═════ Material for the task ═════
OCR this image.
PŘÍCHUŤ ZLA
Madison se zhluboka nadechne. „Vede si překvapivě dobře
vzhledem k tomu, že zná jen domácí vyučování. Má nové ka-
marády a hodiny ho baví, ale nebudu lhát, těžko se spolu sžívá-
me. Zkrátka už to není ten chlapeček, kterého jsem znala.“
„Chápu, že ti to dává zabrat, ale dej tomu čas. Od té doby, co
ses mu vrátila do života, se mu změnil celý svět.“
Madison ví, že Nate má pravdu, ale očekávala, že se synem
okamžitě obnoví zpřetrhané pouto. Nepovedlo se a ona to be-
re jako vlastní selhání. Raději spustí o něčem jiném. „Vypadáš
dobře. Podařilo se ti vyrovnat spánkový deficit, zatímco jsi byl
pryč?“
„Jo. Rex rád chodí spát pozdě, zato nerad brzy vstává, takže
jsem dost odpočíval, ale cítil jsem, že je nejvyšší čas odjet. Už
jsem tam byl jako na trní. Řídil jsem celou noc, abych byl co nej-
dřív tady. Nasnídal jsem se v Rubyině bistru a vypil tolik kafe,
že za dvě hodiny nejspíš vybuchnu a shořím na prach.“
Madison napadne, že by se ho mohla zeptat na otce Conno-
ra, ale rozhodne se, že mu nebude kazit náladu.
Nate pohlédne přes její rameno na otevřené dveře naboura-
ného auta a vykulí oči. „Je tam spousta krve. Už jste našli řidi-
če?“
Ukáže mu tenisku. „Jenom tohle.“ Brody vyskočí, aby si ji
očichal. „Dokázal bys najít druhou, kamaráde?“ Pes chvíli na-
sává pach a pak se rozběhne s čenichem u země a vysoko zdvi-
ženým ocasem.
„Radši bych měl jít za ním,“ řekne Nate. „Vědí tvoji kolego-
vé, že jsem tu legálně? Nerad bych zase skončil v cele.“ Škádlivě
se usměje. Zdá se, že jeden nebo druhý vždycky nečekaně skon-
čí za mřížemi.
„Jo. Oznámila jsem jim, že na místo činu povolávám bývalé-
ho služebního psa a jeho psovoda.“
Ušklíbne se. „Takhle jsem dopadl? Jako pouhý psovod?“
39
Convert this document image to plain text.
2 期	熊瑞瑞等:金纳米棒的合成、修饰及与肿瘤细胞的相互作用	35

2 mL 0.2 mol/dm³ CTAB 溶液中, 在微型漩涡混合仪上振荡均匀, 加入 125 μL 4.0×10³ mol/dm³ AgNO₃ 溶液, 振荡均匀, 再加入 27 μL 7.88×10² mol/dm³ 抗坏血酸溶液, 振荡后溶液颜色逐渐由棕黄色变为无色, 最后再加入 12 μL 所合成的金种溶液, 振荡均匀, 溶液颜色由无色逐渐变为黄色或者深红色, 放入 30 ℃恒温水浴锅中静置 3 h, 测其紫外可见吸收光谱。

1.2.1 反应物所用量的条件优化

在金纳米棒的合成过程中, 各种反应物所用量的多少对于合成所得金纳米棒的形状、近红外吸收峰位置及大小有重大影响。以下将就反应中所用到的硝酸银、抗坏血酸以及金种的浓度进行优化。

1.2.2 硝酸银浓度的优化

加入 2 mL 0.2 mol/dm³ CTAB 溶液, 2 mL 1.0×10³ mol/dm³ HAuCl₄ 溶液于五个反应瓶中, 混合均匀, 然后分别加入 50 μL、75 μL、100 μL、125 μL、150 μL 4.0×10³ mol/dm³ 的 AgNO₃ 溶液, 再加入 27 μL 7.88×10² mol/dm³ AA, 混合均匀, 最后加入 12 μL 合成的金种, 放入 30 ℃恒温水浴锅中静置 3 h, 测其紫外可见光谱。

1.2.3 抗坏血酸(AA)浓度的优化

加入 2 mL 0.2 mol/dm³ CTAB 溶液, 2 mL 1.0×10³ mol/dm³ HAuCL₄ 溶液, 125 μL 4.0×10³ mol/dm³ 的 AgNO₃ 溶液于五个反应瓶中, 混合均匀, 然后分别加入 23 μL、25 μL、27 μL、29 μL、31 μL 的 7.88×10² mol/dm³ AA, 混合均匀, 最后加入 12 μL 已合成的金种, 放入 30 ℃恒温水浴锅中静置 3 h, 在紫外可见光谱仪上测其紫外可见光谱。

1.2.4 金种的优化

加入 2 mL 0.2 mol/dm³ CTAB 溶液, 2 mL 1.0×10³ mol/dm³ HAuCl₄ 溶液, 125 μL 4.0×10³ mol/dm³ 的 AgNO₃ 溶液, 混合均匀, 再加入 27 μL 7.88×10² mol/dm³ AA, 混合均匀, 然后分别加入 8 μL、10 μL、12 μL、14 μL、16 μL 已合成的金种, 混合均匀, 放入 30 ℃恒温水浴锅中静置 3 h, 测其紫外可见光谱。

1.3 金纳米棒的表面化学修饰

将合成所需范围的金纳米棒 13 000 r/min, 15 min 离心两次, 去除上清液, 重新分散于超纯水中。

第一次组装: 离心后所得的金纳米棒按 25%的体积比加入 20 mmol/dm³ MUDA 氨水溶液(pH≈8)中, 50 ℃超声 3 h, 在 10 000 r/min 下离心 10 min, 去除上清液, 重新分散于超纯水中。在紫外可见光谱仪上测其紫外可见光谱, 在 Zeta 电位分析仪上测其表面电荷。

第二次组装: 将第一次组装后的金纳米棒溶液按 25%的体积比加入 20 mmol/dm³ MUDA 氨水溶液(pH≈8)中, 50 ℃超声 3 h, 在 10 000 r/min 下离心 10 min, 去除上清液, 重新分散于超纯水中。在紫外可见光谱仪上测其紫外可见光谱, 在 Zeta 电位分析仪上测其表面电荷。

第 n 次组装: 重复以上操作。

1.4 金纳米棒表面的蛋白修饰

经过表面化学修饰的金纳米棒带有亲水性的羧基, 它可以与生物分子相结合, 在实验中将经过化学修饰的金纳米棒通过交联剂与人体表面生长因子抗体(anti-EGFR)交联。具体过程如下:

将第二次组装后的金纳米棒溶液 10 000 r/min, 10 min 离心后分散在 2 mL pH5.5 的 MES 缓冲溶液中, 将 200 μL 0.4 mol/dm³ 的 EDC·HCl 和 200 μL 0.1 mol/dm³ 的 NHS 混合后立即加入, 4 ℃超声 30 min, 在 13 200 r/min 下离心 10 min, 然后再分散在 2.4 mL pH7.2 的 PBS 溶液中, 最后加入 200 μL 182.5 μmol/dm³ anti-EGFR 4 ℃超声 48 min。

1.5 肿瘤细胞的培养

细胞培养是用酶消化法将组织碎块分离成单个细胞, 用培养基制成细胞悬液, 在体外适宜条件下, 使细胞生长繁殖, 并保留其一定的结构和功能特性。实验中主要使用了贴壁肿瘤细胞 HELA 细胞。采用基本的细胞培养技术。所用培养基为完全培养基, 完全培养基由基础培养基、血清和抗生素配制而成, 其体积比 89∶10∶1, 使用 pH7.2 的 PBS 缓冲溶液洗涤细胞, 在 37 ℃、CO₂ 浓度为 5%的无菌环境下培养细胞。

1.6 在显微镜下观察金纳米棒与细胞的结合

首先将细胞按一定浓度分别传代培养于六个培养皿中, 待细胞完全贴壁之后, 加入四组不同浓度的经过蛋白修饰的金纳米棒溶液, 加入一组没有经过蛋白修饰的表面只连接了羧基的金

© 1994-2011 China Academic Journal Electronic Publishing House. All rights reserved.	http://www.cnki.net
═════
═════ Material for the task ═════
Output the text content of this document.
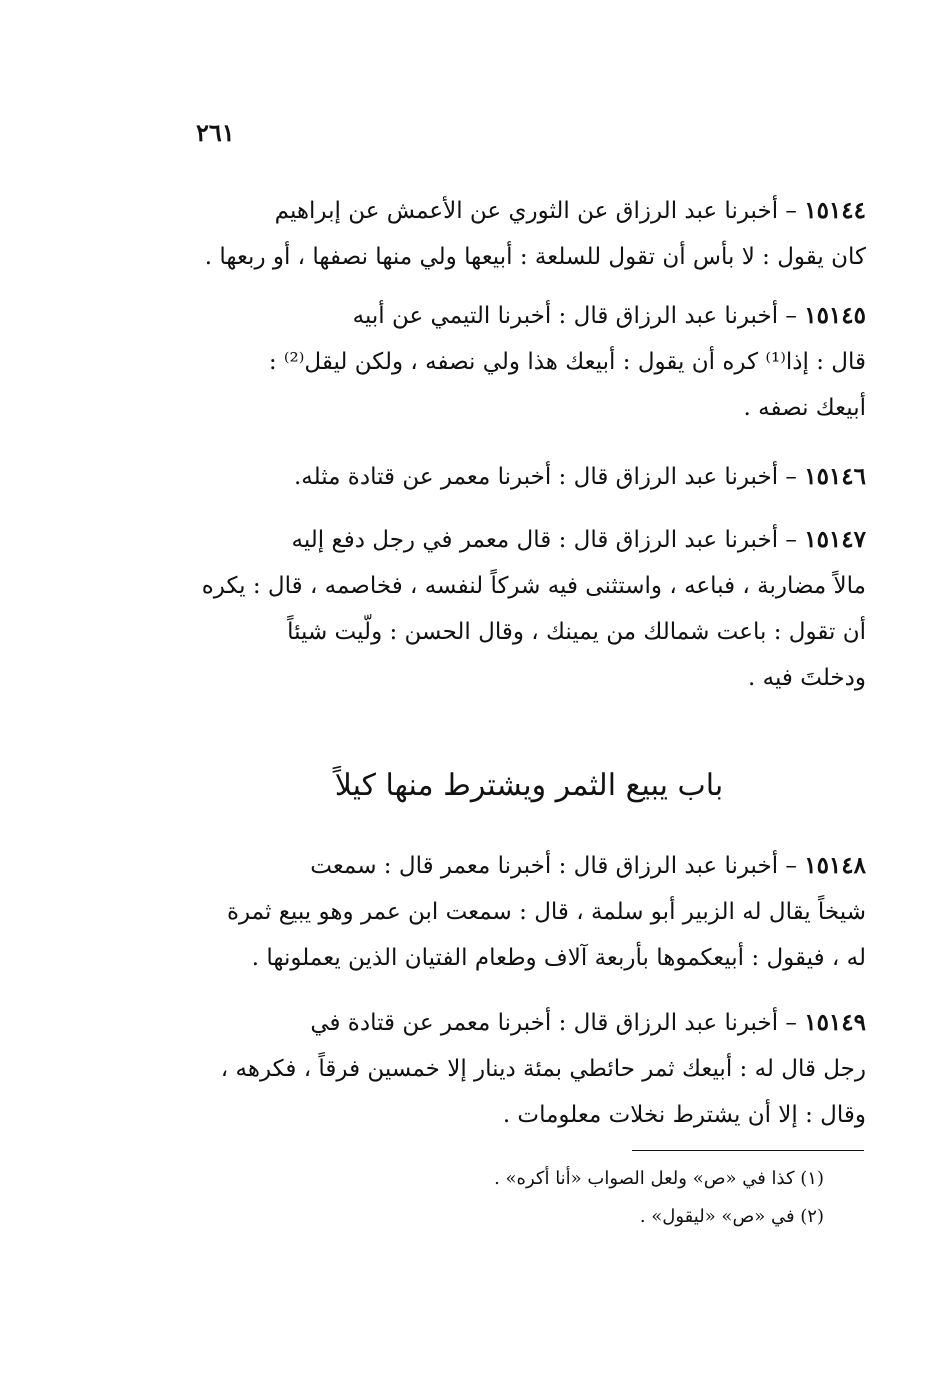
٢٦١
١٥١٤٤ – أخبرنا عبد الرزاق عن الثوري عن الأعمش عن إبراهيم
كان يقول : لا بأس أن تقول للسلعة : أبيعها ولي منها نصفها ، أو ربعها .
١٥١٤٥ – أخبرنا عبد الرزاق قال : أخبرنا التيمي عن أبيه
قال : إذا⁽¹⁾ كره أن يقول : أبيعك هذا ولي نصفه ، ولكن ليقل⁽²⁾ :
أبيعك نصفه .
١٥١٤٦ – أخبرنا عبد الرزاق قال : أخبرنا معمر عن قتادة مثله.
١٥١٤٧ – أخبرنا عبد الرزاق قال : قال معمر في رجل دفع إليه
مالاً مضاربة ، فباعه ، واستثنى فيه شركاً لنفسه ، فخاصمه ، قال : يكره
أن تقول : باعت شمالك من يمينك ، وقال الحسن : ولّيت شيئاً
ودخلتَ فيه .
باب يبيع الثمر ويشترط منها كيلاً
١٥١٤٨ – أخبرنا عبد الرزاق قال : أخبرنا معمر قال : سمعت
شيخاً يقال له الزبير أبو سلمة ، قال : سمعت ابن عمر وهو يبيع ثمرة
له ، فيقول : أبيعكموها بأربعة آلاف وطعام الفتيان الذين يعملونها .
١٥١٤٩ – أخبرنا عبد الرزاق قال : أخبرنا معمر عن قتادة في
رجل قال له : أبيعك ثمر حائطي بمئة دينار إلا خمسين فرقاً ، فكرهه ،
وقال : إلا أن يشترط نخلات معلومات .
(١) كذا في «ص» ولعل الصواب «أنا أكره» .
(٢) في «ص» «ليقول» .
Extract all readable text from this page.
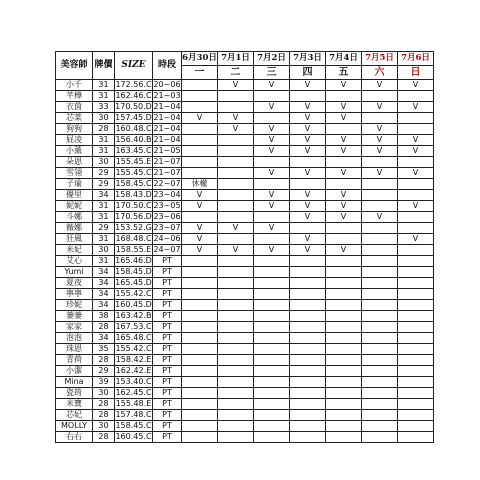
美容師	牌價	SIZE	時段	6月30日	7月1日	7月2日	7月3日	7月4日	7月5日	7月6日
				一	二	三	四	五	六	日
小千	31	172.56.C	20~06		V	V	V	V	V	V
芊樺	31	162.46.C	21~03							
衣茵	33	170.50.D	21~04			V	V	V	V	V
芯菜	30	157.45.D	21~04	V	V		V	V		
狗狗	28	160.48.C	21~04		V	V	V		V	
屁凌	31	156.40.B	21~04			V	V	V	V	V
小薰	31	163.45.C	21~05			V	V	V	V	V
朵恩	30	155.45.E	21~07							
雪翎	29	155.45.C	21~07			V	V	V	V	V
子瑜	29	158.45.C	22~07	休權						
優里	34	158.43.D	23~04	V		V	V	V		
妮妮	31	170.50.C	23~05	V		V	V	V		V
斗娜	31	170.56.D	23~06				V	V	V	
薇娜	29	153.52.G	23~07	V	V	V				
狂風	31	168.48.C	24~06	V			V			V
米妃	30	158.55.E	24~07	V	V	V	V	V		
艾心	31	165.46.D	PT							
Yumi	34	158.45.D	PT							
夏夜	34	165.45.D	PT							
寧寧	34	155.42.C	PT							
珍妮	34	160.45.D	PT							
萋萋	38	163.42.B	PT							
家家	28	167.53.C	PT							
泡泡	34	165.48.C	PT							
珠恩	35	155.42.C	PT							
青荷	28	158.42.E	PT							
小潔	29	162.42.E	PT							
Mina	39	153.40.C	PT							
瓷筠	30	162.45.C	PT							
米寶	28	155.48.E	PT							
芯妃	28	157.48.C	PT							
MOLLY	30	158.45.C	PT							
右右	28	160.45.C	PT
═════
■ What is required ■
Copy whichever lines in the listing above contain the word "Madison".

■ Solution to the exercise ■
Madison se zhluboka nadechne. „Vede si překvapivě dobře
Madison ví, že Nate má pravdu, ale očekávala, že se synem
Madison napadne, že by se ho mohla zeptat na otce Conno-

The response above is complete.